Source data:

════════

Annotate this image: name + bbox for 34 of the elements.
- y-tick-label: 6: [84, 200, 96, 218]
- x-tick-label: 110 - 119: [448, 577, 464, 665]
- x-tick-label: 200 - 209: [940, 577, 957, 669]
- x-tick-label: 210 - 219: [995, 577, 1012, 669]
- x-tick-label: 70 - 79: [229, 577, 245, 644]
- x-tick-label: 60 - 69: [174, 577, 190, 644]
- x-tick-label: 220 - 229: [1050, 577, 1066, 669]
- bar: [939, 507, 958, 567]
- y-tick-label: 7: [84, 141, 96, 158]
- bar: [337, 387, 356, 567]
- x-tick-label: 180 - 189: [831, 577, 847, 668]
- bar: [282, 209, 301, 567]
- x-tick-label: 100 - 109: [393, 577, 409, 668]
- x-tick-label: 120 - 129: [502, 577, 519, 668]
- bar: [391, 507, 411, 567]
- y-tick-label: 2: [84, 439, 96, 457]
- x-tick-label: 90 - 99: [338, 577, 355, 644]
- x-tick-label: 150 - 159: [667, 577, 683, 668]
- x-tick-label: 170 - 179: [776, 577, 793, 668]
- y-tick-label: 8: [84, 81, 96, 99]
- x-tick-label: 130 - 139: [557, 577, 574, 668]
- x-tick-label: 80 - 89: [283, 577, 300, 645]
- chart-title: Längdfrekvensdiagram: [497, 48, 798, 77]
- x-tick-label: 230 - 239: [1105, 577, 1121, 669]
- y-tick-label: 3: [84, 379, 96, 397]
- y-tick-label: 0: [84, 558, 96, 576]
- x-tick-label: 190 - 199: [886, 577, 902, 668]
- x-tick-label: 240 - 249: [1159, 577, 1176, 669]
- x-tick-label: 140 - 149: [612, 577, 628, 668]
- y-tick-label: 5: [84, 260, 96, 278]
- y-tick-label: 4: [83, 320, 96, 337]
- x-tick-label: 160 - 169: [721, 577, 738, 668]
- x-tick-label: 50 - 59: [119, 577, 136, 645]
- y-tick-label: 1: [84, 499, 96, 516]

════════

Problem to work on -
Please copy the listing above in full, swapping every "x-tick-label" for "x-axis-label" and keeping everything else the same.

Result -
Annotate this image: name + bbox for 34 of the elements.
- y-tick-label: 6: [84, 200, 96, 218]
- x-axis-label: 110 - 119: [448, 577, 464, 665]
- x-axis-label: 200 - 209: [940, 577, 957, 669]
- x-axis-label: 210 - 219: [995, 577, 1012, 669]
- x-axis-label: 70 - 79: [229, 577, 245, 644]
- x-axis-label: 60 - 69: [174, 577, 190, 644]
- x-axis-label: 220 - 229: [1050, 577, 1066, 669]
- bar: [939, 507, 958, 567]
- y-tick-label: 7: [84, 141, 96, 158]
- bar: [337, 387, 356, 567]
- x-axis-label: 180 - 189: [831, 577, 847, 668]
- bar: [282, 209, 301, 567]
- x-axis-label: 100 - 109: [393, 577, 409, 668]
- x-axis-label: 120 - 129: [502, 577, 519, 668]
- bar: [391, 507, 411, 567]
- y-tick-label: 2: [84, 439, 96, 457]
- x-axis-label: 90 - 99: [338, 577, 355, 644]
- x-axis-label: 150 - 159: [667, 577, 683, 668]
- x-axis-label: 170 - 179: [776, 577, 793, 668]
- y-tick-label: 8: [84, 81, 96, 99]
- x-axis-label: 130 - 139: [557, 577, 574, 668]
- x-axis-label: 80 - 89: [283, 577, 300, 645]
- chart-title: Längdfrekvensdiagram: [497, 48, 798, 77]
- x-axis-label: 230 - 239: [1105, 577, 1121, 669]
- y-tick-label: 3: [84, 379, 96, 397]
- y-tick-label: 0: [84, 558, 96, 576]
- x-axis-label: 190 - 199: [886, 577, 902, 668]
- x-axis-label: 240 - 249: [1159, 577, 1176, 669]
- x-axis-label: 140 - 149: [612, 577, 628, 668]
- y-tick-label: 5: [84, 260, 96, 278]
- y-tick-label: 4: [83, 320, 96, 337]
- x-axis-label: 160 - 169: [721, 577, 738, 668]
- x-axis-label: 50 - 59: [119, 577, 136, 645]
- y-tick-label: 1: [84, 499, 96, 516]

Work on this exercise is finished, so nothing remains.